─── Available records

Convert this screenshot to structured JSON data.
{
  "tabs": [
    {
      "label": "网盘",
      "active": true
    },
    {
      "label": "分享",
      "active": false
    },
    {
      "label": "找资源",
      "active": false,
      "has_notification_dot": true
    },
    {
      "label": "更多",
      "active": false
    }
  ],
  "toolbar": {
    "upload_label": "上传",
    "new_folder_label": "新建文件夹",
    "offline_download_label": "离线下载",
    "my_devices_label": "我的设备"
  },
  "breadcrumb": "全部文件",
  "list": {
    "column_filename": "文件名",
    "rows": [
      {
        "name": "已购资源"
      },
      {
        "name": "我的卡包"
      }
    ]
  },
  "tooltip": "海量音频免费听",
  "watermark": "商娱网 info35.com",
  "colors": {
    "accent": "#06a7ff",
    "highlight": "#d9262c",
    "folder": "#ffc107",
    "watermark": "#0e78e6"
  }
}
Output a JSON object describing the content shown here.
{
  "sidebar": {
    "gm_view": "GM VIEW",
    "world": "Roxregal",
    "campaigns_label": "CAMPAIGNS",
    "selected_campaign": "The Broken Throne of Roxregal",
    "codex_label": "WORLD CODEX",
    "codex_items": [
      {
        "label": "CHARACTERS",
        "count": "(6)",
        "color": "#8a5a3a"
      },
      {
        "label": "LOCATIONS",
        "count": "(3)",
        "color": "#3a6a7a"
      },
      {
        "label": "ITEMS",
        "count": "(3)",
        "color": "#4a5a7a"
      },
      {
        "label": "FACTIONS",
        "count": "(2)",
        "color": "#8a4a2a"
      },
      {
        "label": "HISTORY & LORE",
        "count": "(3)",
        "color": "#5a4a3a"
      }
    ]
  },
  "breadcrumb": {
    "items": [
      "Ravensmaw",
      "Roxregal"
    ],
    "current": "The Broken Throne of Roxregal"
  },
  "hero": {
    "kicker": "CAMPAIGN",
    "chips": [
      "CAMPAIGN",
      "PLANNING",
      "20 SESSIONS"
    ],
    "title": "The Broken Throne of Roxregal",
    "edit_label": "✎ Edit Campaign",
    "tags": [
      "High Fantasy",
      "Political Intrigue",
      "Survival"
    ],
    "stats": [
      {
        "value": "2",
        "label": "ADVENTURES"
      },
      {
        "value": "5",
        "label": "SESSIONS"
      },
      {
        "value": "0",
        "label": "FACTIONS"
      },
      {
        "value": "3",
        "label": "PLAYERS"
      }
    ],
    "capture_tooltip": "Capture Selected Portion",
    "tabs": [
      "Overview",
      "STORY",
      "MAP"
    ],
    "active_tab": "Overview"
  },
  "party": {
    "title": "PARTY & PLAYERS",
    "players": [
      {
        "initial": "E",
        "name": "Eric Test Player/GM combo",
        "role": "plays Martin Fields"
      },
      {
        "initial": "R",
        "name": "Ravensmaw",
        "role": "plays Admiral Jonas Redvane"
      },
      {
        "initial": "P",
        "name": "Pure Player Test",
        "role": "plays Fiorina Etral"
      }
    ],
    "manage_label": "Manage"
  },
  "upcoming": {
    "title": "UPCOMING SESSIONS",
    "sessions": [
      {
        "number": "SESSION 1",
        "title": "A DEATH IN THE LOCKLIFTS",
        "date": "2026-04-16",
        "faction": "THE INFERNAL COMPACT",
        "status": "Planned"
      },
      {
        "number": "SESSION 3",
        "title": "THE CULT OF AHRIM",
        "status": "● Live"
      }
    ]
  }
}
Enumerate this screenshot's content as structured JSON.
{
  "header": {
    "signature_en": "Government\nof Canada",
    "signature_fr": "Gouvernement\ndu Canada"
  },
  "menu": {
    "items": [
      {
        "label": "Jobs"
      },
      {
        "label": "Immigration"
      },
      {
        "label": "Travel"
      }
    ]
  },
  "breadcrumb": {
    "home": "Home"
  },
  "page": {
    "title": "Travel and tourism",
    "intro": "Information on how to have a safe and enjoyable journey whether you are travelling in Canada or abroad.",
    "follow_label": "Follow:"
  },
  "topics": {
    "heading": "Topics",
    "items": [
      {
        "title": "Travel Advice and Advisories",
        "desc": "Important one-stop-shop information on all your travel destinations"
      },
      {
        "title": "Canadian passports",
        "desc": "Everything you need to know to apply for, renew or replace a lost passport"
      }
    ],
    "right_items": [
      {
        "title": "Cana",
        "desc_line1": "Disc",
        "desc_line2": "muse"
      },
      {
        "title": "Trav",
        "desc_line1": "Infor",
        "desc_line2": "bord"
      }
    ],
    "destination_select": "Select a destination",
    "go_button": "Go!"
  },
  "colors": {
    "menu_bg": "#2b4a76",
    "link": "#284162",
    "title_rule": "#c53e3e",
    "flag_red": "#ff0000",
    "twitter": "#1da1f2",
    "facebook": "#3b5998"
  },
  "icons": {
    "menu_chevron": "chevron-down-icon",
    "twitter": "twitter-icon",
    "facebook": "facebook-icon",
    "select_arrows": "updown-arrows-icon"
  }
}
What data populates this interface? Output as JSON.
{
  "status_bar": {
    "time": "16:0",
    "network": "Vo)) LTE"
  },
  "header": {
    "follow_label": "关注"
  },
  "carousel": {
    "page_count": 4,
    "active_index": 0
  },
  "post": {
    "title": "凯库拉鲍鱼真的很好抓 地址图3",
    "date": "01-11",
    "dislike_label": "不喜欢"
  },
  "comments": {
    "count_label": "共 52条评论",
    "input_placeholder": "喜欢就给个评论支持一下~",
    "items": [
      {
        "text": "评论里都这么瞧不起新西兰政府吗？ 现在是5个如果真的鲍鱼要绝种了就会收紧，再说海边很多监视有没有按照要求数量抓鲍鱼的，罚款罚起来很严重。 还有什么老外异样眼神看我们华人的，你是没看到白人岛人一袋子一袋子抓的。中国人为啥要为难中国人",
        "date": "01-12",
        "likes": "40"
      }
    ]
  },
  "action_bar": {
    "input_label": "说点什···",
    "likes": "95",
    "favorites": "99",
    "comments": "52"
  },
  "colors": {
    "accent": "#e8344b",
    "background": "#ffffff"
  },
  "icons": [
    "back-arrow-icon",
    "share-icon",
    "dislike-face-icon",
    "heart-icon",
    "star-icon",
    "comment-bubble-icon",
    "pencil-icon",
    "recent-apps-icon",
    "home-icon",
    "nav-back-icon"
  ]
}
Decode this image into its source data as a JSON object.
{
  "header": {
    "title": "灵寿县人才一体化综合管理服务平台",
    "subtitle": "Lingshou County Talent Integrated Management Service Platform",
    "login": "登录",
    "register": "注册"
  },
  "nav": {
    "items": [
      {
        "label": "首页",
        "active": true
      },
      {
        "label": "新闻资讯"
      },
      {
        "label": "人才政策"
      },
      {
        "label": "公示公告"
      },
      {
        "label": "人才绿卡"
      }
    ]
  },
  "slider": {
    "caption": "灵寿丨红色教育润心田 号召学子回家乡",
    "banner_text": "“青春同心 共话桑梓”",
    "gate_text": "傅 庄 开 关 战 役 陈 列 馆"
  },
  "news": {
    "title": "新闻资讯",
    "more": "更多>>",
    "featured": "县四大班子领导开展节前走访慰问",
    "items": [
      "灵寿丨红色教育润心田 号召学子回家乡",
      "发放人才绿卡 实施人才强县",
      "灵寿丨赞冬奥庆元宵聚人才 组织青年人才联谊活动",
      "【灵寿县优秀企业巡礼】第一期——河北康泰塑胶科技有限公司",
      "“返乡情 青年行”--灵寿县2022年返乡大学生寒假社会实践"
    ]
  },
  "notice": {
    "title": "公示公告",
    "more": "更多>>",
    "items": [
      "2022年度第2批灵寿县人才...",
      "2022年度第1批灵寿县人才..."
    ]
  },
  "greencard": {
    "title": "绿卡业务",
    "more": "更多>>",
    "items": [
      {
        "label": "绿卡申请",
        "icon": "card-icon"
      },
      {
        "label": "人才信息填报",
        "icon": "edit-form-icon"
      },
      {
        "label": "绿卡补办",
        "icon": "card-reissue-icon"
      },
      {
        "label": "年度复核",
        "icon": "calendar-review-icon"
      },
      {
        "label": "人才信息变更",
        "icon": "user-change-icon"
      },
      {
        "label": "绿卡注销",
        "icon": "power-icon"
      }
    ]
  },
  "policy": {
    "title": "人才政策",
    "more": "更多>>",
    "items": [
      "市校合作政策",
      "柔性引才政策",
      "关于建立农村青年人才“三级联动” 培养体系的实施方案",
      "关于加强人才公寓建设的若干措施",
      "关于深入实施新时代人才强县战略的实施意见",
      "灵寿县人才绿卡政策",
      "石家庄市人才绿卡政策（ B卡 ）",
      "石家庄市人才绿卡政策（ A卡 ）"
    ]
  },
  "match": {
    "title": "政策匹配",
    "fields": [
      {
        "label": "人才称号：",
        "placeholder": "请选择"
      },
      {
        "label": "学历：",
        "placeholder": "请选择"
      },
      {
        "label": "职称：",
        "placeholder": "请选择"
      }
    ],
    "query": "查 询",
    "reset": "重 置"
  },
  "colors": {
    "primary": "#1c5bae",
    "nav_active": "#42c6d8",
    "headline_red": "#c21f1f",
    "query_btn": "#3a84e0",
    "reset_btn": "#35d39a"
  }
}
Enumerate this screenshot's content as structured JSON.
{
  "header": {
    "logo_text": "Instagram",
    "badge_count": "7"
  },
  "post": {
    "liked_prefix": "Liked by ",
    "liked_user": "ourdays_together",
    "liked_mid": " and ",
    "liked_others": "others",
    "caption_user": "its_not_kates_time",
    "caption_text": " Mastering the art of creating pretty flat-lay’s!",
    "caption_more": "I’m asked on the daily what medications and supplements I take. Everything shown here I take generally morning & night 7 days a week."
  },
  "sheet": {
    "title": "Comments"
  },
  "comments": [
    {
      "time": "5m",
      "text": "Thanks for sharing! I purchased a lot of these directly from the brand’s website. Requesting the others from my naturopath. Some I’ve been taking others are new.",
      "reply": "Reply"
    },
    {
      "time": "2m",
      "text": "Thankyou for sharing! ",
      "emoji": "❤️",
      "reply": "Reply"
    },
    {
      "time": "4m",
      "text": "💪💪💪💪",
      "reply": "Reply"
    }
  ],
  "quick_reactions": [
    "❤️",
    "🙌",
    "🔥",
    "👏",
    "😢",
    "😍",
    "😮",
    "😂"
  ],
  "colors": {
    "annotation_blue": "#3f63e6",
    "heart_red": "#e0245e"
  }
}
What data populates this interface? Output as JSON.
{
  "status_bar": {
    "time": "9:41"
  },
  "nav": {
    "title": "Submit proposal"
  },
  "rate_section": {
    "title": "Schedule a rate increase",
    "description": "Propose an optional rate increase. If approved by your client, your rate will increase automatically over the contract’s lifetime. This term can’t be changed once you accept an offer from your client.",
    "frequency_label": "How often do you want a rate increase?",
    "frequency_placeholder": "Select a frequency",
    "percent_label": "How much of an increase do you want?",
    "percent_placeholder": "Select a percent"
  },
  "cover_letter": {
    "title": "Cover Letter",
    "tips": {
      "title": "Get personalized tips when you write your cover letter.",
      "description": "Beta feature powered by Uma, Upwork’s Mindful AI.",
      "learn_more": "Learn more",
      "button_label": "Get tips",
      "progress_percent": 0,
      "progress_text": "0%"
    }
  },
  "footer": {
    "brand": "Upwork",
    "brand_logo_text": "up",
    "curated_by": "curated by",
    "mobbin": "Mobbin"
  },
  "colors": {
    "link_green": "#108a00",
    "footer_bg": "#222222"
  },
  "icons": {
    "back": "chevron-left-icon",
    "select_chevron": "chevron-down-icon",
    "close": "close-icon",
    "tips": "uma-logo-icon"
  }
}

──────

• Exercise requirements: Within the data above, pick out all lines holding the word "from".

• Reply to the exercise:
      "text": "Thanks for sharing! I purchased a lot of these directly from the brand’s website. Requesting the others from my naturopath. Some I’ve been taking others are new.",
    "description": "Propose an optional rate increase. If approved by your client, your rate will increase automatically over the contract’s lifetime. This term can’t be changed once you accept an offer from your client.",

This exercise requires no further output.